___ Dataset excerpts

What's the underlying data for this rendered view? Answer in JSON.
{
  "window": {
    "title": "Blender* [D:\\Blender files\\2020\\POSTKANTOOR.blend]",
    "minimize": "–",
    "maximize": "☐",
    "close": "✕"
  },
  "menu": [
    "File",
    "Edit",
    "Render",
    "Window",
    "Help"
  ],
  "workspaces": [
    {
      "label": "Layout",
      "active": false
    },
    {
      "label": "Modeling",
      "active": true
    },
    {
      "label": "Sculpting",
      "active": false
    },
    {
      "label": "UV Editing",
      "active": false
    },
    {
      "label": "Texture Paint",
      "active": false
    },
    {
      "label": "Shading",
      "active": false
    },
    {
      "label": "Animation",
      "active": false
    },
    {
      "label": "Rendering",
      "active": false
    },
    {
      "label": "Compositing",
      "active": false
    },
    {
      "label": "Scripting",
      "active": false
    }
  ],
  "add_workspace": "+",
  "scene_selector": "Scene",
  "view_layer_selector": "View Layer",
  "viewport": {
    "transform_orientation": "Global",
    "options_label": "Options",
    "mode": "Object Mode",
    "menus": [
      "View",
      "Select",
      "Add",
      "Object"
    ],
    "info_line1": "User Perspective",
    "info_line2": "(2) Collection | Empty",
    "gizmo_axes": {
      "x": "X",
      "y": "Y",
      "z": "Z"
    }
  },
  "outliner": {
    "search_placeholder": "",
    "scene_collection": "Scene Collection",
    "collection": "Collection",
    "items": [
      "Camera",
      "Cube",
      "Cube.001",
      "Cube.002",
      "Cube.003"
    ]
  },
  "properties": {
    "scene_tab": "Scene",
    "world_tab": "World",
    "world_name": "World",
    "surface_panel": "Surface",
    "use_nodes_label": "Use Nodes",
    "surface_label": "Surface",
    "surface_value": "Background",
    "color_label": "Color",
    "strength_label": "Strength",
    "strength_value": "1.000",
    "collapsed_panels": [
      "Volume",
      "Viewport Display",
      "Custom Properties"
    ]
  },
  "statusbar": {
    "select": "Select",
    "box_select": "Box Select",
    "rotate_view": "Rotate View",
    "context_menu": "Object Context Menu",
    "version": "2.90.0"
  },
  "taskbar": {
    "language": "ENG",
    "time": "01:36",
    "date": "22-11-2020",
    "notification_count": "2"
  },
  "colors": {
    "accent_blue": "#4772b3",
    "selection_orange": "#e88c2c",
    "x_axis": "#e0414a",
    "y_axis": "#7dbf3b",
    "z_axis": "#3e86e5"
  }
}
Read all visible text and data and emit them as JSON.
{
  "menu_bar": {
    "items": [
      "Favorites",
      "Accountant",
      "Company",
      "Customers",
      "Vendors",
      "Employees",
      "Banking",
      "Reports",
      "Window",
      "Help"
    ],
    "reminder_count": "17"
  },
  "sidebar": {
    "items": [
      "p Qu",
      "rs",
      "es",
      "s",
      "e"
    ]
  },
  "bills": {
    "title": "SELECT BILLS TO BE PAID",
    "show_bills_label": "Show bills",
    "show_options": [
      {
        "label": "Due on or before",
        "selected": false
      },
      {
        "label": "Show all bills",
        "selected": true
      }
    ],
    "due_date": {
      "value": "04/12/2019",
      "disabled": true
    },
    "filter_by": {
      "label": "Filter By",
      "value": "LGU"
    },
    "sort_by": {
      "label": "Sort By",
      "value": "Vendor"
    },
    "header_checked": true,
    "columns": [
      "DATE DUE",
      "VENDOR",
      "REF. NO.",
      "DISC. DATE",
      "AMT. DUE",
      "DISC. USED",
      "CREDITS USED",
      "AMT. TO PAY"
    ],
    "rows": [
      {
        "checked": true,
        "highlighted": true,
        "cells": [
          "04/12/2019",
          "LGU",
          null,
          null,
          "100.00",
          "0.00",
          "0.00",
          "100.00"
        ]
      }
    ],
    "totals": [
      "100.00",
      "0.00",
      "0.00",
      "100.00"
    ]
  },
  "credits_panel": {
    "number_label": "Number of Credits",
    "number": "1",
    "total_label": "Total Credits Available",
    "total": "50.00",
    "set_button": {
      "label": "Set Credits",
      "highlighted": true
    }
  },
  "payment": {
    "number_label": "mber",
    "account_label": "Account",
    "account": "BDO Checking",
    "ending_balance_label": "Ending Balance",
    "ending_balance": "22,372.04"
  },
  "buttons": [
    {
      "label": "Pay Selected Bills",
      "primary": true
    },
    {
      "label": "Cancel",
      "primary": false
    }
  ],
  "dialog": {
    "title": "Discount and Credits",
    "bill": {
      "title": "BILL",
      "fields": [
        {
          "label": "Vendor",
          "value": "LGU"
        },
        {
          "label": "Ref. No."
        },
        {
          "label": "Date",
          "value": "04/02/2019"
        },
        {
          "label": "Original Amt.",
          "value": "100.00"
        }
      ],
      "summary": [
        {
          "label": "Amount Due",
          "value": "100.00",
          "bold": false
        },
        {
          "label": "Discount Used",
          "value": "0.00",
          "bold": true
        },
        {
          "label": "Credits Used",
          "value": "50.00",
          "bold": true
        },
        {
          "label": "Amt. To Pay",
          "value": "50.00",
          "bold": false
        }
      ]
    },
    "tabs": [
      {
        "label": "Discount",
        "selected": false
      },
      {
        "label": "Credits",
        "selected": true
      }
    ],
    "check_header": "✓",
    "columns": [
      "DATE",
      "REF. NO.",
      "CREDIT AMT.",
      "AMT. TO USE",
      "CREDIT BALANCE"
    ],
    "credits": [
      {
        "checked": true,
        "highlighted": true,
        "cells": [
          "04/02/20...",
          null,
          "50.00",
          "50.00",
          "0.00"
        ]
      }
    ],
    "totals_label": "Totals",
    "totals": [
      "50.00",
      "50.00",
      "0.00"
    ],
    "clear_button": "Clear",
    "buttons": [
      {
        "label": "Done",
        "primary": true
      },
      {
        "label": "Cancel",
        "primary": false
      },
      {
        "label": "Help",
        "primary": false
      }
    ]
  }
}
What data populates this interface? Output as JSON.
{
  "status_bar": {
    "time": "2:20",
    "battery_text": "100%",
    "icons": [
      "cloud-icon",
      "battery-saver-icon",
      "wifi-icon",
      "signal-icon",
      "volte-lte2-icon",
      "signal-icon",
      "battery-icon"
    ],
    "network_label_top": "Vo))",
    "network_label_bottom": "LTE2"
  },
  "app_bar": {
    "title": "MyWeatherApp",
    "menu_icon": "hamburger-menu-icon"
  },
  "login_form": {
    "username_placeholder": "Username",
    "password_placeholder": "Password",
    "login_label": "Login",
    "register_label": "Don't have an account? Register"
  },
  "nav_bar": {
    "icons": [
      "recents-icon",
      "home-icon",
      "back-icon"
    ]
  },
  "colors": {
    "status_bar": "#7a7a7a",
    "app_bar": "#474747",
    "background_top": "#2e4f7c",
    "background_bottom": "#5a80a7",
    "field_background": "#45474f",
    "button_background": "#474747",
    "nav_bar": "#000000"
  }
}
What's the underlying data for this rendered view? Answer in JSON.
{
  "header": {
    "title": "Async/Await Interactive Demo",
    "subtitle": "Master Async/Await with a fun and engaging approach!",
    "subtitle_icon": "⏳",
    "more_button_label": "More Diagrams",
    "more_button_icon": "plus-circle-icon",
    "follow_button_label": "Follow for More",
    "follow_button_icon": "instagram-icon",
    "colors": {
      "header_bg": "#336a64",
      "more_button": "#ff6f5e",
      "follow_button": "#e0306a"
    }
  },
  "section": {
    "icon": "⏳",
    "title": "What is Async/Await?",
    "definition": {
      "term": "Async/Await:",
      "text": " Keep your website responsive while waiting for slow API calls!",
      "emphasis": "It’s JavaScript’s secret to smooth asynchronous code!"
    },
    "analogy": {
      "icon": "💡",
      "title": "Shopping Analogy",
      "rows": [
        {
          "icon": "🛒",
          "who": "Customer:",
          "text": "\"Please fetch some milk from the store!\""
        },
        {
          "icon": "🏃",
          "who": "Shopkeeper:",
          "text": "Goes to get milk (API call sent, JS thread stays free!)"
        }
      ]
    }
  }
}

______

#### Directions for this task:
From the entries above, copy each line holding "JSON".

#### Correct answer:
What's the underlying data for this rendered view? Answer in JSON.
Read all visible text and data and emit them as JSON.
What data populates this interface? Output as JSON.
What's the underlying data for this rendered view? Answer in JSON.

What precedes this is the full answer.